• **Requirement**
In full and without alteration, repeat the material.

[Records from a collection]
+++

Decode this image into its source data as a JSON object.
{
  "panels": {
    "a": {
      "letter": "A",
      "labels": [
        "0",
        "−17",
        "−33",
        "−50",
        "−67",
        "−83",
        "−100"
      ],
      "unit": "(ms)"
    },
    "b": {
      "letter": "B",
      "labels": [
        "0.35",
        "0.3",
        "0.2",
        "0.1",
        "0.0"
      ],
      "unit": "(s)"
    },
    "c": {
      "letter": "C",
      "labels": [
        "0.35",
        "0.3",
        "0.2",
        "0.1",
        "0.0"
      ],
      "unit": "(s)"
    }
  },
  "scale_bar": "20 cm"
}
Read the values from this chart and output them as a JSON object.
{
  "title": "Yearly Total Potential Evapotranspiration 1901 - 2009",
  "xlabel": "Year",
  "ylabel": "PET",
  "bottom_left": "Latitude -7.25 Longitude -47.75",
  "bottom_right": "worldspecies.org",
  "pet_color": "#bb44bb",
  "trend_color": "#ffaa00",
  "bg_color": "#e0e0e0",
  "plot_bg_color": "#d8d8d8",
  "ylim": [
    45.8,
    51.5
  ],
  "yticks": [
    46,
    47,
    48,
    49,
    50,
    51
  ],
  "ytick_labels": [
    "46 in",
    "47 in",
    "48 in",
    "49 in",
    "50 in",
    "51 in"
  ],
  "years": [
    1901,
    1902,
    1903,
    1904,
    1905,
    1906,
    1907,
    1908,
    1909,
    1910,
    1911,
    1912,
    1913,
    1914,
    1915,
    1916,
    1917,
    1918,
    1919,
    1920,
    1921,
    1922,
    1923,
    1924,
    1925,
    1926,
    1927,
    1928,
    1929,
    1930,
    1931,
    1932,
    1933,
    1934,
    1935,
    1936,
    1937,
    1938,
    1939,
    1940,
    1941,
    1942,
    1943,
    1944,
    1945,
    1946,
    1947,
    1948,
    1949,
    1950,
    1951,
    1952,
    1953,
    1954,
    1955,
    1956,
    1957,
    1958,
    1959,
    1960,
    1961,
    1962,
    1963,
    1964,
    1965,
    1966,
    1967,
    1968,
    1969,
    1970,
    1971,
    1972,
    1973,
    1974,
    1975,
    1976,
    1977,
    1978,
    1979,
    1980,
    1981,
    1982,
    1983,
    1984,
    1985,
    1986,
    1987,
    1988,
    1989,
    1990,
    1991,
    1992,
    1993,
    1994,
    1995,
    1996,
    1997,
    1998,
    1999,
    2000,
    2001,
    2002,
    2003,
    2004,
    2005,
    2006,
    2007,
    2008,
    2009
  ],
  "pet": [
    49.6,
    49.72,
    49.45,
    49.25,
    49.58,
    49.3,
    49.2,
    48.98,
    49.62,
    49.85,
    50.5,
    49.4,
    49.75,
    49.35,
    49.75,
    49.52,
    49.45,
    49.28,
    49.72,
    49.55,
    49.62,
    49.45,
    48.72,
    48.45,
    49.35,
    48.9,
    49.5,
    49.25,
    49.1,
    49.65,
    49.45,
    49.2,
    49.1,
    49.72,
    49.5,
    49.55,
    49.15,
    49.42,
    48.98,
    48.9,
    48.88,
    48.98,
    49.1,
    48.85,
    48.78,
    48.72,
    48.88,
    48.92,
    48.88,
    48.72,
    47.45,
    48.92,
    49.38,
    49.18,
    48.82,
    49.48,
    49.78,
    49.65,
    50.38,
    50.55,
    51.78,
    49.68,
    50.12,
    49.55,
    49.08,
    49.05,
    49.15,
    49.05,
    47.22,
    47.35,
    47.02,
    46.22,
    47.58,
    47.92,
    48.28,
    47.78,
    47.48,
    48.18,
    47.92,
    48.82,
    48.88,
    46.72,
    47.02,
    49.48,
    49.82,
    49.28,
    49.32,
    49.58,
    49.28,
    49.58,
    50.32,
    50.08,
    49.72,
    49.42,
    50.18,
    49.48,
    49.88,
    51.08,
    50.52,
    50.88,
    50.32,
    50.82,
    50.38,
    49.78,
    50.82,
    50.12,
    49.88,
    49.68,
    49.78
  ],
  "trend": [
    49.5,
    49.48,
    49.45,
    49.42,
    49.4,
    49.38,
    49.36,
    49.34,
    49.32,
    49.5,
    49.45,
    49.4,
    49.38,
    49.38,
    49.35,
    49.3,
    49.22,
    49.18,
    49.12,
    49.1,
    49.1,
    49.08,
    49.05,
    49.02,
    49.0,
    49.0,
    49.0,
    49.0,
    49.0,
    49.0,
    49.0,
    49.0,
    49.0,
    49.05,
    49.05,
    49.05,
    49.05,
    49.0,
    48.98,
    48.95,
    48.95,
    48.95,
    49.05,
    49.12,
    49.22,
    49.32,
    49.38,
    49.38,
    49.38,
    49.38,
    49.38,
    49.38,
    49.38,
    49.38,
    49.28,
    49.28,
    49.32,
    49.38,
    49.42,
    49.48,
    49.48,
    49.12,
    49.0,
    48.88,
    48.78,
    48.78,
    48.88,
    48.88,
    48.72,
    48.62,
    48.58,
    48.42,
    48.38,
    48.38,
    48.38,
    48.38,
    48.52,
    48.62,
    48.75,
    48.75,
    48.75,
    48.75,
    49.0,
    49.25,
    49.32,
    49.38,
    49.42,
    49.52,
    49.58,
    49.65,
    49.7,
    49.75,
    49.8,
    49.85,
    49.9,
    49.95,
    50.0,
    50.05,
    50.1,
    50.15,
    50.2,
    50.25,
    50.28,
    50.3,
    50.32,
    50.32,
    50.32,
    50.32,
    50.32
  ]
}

+++

• **Result below**
Decode this image into its source data as a JSON object.
{
  "panels": {
    "a": {
      "letter": "A",
      "labels": [
        "0",
        "−17",
        "−33",
        "−50",
        "−67",
        "−83",
        "−100"
      ],
      "unit": "(ms)"
    },
    "b": {
      "letter": "B",
      "labels": [
        "0.35",
        "0.3",
        "0.2",
        "0.1",
        "0.0"
      ],
      "unit": "(s)"
    },
    "c": {
      "letter": "C",
      "labels": [
        "0.35",
        "0.3",
        "0.2",
        "0.1",
        "0.0"
      ],
      "unit": "(s)"
    }
  },
  "scale_bar": "20 cm"
}
Read the values from this chart and output them as a JSON object.
{
  "title": "Yearly Total Potential Evapotranspiration 1901 - 2009",
  "xlabel": "Year",
  "ylabel": "PET",
  "bottom_left": "Latitude -7.25 Longitude -47.75",
  "bottom_right": "worldspecies.org",
  "pet_color": "#bb44bb",
  "trend_color": "#ffaa00",
  "bg_color": "#e0e0e0",
  "plot_bg_color": "#d8d8d8",
  "ylim": [
    45.8,
    51.5
  ],
  "yticks": [
    46,
    47,
    48,
    49,
    50,
    51
  ],
  "ytick_labels": [
    "46 in",
    "47 in",
    "48 in",
    "49 in",
    "50 in",
    "51 in"
  ],
  "years": [
    1901,
    1902,
    1903,
    1904,
    1905,
    1906,
    1907,
    1908,
    1909,
    1910,
    1911,
    1912,
    1913,
    1914,
    1915,
    1916,
    1917,
    1918,
    1919,
    1920,
    1921,
    1922,
    1923,
    1924,
    1925,
    1926,
    1927,
    1928,
    1929,
    1930,
    1931,
    1932,
    1933,
    1934,
    1935,
    1936,
    1937,
    1938,
    1939,
    1940,
    1941,
    1942,
    1943,
    1944,
    1945,
    1946,
    1947,
    1948,
    1949,
    1950,
    1951,
    1952,
    1953,
    1954,
    1955,
    1956,
    1957,
    1958,
    1959,
    1960,
    1961,
    1962,
    1963,
    1964,
    1965,
    1966,
    1967,
    1968,
    1969,
    1970,
    1971,
    1972,
    1973,
    1974,
    1975,
    1976,
    1977,
    1978,
    1979,
    1980,
    1981,
    1982,
    1983,
    1984,
    1985,
    1986,
    1987,
    1988,
    1989,
    1990,
    1991,
    1992,
    1993,
    1994,
    1995,
    1996,
    1997,
    1998,
    1999,
    2000,
    2001,
    2002,
    2003,
    2004,
    2005,
    2006,
    2007,
    2008,
    2009
  ],
  "pet": [
    49.6,
    49.72,
    49.45,
    49.25,
    49.58,
    49.3,
    49.2,
    48.98,
    49.62,
    49.85,
    50.5,
    49.4,
    49.75,
    49.35,
    49.75,
    49.52,
    49.45,
    49.28,
    49.72,
    49.55,
    49.62,
    49.45,
    48.72,
    48.45,
    49.35,
    48.9,
    49.5,
    49.25,
    49.1,
    49.65,
    49.45,
    49.2,
    49.1,
    49.72,
    49.5,
    49.55,
    49.15,
    49.42,
    48.98,
    48.9,
    48.88,
    48.98,
    49.1,
    48.85,
    48.78,
    48.72,
    48.88,
    48.92,
    48.88,
    48.72,
    47.45,
    48.92,
    49.38,
    49.18,
    48.82,
    49.48,
    49.78,
    49.65,
    50.38,
    50.55,
    51.78,
    49.68,
    50.12,
    49.55,
    49.08,
    49.05,
    49.15,
    49.05,
    47.22,
    47.35,
    47.02,
    46.22,
    47.58,
    47.92,
    48.28,
    47.78,
    47.48,
    48.18,
    47.92,
    48.82,
    48.88,
    46.72,
    47.02,
    49.48,
    49.82,
    49.28,
    49.32,
    49.58,
    49.28,
    49.58,
    50.32,
    50.08,
    49.72,
    49.42,
    50.18,
    49.48,
    49.88,
    51.08,
    50.52,
    50.88,
    50.32,
    50.82,
    50.38,
    49.78,
    50.82,
    50.12,
    49.88,
    49.68,
    49.78
  ],
  "trend": [
    49.5,
    49.48,
    49.45,
    49.42,
    49.4,
    49.38,
    49.36,
    49.34,
    49.32,
    49.5,
    49.45,
    49.4,
    49.38,
    49.38,
    49.35,
    49.3,
    49.22,
    49.18,
    49.12,
    49.1,
    49.1,
    49.08,
    49.05,
    49.02,
    49.0,
    49.0,
    49.0,
    49.0,
    49.0,
    49.0,
    49.0,
    49.0,
    49.0,
    49.05,
    49.05,
    49.05,
    49.05,
    49.0,
    48.98,
    48.95,
    48.95,
    48.95,
    49.05,
    49.12,
    49.22,
    49.32,
    49.38,
    49.38,
    49.38,
    49.38,
    49.38,
    49.38,
    49.38,
    49.38,
    49.28,
    49.28,
    49.32,
    49.38,
    49.42,
    49.48,
    49.48,
    49.12,
    49.0,
    48.88,
    48.78,
    48.78,
    48.88,
    48.88,
    48.72,
    48.62,
    48.58,
    48.42,
    48.38,
    48.38,
    48.38,
    48.38,
    48.52,
    48.62,
    48.75,
    48.75,
    48.75,
    48.75,
    49.0,
    49.25,
    49.32,
    49.38,
    49.42,
    49.52,
    49.58,
    49.65,
    49.7,
    49.75,
    49.8,
    49.85,
    49.9,
    49.95,
    50.0,
    50.05,
    50.1,
    50.15,
    50.2,
    50.25,
    50.28,
    50.3,
    50.32,
    50.32,
    50.32,
    50.32,
    50.32
  ]
}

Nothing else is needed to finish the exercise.